▶ _Given problem_: Where a line holds "quantities", copy it.

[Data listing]
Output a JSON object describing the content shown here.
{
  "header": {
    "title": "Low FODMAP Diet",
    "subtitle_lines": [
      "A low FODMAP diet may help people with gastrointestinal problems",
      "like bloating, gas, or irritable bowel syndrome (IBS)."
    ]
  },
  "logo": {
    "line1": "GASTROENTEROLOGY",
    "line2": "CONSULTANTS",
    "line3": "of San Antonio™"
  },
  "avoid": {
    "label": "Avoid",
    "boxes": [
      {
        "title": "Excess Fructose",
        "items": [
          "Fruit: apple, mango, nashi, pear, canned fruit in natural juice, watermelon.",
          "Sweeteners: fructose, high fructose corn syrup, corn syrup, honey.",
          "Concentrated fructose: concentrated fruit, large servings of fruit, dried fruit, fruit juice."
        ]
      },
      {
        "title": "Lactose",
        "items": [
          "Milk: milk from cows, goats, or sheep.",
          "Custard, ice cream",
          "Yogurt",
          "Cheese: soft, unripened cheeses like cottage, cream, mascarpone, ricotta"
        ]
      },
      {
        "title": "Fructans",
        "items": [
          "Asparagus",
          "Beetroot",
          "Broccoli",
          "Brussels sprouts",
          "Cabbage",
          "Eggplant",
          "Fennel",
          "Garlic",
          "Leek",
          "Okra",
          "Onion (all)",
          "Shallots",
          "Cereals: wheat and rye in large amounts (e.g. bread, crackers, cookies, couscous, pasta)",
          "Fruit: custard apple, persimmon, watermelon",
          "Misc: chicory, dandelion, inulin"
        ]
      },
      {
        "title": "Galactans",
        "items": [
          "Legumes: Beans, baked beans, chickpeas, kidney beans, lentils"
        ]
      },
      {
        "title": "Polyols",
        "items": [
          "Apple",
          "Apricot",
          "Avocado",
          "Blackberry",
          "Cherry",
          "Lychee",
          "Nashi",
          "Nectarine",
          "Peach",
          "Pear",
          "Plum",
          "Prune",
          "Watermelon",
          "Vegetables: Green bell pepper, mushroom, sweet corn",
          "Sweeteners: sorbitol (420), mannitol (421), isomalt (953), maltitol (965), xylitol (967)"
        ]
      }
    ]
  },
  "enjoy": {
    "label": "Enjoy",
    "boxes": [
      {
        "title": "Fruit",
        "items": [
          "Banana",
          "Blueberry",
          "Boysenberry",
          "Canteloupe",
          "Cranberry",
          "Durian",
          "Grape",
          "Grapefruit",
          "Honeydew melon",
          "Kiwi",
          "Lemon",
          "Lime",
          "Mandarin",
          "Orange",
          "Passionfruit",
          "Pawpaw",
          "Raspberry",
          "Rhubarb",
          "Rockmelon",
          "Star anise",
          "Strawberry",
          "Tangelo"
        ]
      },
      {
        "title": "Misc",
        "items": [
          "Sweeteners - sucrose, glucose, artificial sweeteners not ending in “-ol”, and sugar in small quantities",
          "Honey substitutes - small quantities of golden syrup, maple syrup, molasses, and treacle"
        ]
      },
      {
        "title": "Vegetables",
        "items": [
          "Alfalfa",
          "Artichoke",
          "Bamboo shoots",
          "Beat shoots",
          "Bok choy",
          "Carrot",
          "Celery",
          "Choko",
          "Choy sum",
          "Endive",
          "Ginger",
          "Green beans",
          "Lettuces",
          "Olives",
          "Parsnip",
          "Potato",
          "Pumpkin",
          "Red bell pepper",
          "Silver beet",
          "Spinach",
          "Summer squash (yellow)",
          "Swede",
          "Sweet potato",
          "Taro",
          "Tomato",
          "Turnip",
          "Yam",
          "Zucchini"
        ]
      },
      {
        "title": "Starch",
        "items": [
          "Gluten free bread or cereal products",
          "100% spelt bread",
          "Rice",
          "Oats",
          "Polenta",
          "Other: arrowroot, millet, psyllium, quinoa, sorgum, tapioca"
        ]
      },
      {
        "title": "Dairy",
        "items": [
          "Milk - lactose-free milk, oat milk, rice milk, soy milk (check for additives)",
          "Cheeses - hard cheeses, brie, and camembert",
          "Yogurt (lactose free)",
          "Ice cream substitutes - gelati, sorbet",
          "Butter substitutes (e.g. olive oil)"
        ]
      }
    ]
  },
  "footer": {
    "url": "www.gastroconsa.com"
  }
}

▶ _Completed task_:
          "Sweeteners - sucrose, glucose, artificial sweeteners not ending in “-ol”, and sugar in small quantities",
          "Honey substitutes - small quantities of golden syrup, maple syrup, molasses, and treacle"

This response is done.